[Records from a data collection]

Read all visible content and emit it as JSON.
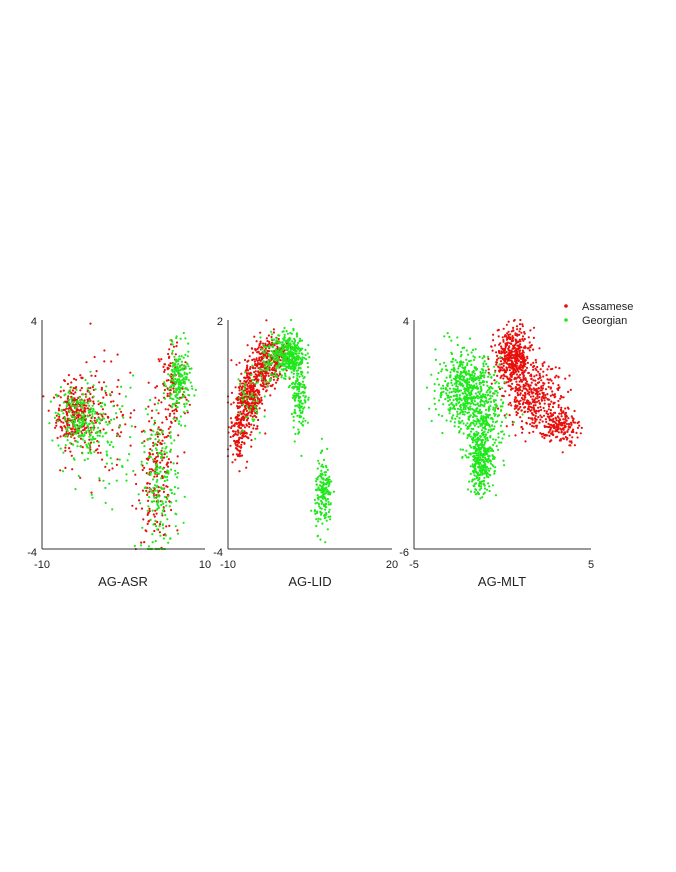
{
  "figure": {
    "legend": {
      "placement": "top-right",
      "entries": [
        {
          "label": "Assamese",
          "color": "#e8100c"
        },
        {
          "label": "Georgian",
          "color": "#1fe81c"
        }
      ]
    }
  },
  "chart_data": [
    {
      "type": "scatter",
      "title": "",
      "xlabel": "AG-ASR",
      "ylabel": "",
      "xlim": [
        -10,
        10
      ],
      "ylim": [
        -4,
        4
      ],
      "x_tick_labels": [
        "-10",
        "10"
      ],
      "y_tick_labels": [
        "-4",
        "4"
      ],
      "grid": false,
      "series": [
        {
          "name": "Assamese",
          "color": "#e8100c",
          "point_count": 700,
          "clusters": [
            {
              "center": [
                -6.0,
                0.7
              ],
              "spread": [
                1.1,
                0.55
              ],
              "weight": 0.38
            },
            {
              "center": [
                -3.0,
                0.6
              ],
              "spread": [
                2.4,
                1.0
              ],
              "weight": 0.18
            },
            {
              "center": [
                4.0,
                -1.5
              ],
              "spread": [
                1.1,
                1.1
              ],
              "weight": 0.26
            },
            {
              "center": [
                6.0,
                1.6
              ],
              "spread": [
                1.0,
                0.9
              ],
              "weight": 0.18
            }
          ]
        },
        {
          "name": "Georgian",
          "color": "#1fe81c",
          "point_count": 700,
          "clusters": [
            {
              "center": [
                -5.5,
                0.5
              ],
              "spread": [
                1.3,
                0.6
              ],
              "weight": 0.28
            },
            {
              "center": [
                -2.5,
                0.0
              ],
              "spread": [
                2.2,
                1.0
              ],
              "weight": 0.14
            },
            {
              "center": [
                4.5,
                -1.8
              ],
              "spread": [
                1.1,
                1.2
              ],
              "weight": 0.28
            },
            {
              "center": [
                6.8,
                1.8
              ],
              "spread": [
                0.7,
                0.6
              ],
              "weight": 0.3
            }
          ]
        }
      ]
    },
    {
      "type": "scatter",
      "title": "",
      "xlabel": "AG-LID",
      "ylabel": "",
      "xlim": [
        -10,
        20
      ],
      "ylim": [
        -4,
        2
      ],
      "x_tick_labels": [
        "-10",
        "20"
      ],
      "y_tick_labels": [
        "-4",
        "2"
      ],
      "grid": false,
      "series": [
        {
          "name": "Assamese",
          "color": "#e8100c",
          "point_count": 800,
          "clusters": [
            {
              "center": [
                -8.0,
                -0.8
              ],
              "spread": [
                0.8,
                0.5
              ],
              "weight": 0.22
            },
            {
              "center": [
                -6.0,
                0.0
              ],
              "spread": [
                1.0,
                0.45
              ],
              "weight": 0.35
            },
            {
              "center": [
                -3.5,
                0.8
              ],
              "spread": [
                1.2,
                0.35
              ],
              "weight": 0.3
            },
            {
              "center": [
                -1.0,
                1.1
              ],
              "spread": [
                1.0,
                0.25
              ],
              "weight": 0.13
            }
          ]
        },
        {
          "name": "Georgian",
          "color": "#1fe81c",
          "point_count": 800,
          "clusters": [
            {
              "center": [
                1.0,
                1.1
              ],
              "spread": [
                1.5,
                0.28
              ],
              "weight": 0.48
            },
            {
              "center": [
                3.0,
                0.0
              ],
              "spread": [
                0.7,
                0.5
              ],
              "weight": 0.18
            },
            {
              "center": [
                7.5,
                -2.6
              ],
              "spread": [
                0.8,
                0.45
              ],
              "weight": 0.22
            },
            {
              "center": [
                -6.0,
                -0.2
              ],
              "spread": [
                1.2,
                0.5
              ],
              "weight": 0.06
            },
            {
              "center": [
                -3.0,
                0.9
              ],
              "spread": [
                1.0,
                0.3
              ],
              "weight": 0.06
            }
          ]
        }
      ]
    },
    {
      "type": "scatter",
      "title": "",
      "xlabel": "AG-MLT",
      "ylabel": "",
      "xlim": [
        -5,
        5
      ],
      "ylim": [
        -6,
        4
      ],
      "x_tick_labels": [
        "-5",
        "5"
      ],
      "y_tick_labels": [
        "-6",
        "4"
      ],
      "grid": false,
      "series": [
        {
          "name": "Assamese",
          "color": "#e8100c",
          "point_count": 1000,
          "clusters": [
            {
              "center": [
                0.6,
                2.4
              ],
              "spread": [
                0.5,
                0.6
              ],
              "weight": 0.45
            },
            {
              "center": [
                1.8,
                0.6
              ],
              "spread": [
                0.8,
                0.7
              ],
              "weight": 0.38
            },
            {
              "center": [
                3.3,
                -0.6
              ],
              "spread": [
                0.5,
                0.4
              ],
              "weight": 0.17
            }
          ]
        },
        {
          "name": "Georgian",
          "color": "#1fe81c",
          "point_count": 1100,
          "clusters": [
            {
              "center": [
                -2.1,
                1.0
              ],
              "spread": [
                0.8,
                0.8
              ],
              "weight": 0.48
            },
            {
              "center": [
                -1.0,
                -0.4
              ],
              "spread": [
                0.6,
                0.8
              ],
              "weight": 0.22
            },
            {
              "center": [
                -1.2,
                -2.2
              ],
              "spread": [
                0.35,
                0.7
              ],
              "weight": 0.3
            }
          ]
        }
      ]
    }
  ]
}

PROBLEM STATEMENT >> Would you mind returning each entry above word for word, skipping the images?

EXPECTED OUTPUT >>
Read all visible content and emit it as JSON.
{
  "figure": {
    "legend": {
      "placement": "top-right",
      "entries": [
        {
          "label": "Assamese",
          "color": "#e8100c"
        },
        {
          "label": "Georgian",
          "color": "#1fe81c"
        }
      ]
    }
  },
  "chart_data": [
    {
      "type": "scatter",
      "title": "",
      "xlabel": "AG-ASR",
      "ylabel": "",
      "xlim": [
        -10,
        10
      ],
      "ylim": [
        -4,
        4
      ],
      "x_tick_labels": [
        "-10",
        "10"
      ],
      "y_tick_labels": [
        "-4",
        "4"
      ],
      "grid": false,
      "series": [
        {
          "name": "Assamese",
          "color": "#e8100c",
          "point_count": 700,
          "clusters": [
            {
              "center": [
                -6.0,
                0.7
              ],
              "spread": [
                1.1,
                0.55
              ],
              "weight": 0.38
            },
            {
              "center": [
                -3.0,
                0.6
              ],
              "spread": [
                2.4,
                1.0
              ],
              "weight": 0.18
            },
            {
              "center": [
                4.0,
                -1.5
              ],
              "spread": [
                1.1,
                1.1
              ],
              "weight": 0.26
            },
            {
              "center": [
                6.0,
                1.6
              ],
              "spread": [
                1.0,
                0.9
              ],
              "weight": 0.18
            }
          ]
        },
        {
          "name": "Georgian",
          "color": "#1fe81c",
          "point_count": 700,
          "clusters": [
            {
              "center": [
                -5.5,
                0.5
              ],
              "spread": [
                1.3,
                0.6
              ],
              "weight": 0.28
            },
            {
              "center": [
                -2.5,
                0.0
              ],
              "spread": [
                2.2,
                1.0
              ],
              "weight": 0.14
            },
            {
              "center": [
                4.5,
                -1.8
              ],
              "spread": [
                1.1,
                1.2
              ],
              "weight": 0.28
            },
            {
              "center": [
                6.8,
                1.8
              ],
              "spread": [
                0.7,
                0.6
              ],
              "weight": 0.3
            }
          ]
        }
      ]
    },
    {
      "type": "scatter",
      "title": "",
      "xlabel": "AG-LID",
      "ylabel": "",
      "xlim": [
        -10,
        20
      ],
      "ylim": [
        -4,
        2
      ],
      "x_tick_labels": [
        "-10",
        "20"
      ],
      "y_tick_labels": [
        "-4",
        "2"
      ],
      "grid": false,
      "series": [
        {
          "name": "Assamese",
          "color": "#e8100c",
          "point_count": 800,
          "clusters": [
            {
              "center": [
                -8.0,
                -0.8
              ],
              "spread": [
                0.8,
                0.5
              ],
              "weight": 0.22
            },
            {
              "center": [
                -6.0,
                0.0
              ],
              "spread": [
                1.0,
                0.45
              ],
              "weight": 0.35
            },
            {
              "center": [
                -3.5,
                0.8
              ],
              "spread": [
                1.2,
                0.35
              ],
              "weight": 0.3
            },
            {
              "center": [
                -1.0,
                1.1
              ],
              "spread": [
                1.0,
                0.25
              ],
              "weight": 0.13
            }
          ]
        },
        {
          "name": "Georgian",
          "color": "#1fe81c",
          "point_count": 800,
          "clusters": [
            {
              "center": [
                1.0,
                1.1
              ],
              "spread": [
                1.5,
                0.28
              ],
              "weight": 0.48
            },
            {
              "center": [
                3.0,
                0.0
              ],
              "spread": [
                0.7,
                0.5
              ],
              "weight": 0.18
            },
            {
              "center": [
                7.5,
                -2.6
              ],
              "spread": [
                0.8,
                0.45
              ],
              "weight": 0.22
            },
            {
              "center": [
                -6.0,
                -0.2
              ],
              "spread": [
                1.2,
                0.5
              ],
              "weight": 0.06
            },
            {
              "center": [
                -3.0,
                0.9
              ],
              "spread": [
                1.0,
                0.3
              ],
              "weight": 0.06
            }
          ]
        }
      ]
    },
    {
      "type": "scatter",
      "title": "",
      "xlabel": "AG-MLT",
      "ylabel": "",
      "xlim": [
        -5,
        5
      ],
      "ylim": [
        -6,
        4
      ],
      "x_tick_labels": [
        "-5",
        "5"
      ],
      "y_tick_labels": [
        "-6",
        "4"
      ],
      "grid": false,
      "series": [
        {
          "name": "Assamese",
          "color": "#e8100c",
          "point_count": 1000,
          "clusters": [
            {
              "center": [
                0.6,
                2.4
              ],
              "spread": [
                0.5,
                0.6
              ],
              "weight": 0.45
            },
            {
              "center": [
                1.8,
                0.6
              ],
              "spread": [
                0.8,
                0.7
              ],
              "weight": 0.38
            },
            {
              "center": [
                3.3,
                -0.6
              ],
              "spread": [
                0.5,
                0.4
              ],
              "weight": 0.17
            }
          ]
        },
        {
          "name": "Georgian",
          "color": "#1fe81c",
          "point_count": 1100,
          "clusters": [
            {
              "center": [
                -2.1,
                1.0
              ],
              "spread": [
                0.8,
                0.8
              ],
              "weight": 0.48
            },
            {
              "center": [
                -1.0,
                -0.4
              ],
              "spread": [
                0.6,
                0.8
              ],
              "weight": 0.22
            },
            {
              "center": [
                -1.2,
                -2.2
              ],
              "spread": [
                0.35,
                0.7
              ],
              "weight": 0.3
            }
          ]
        }
      ]
    }
  ]
}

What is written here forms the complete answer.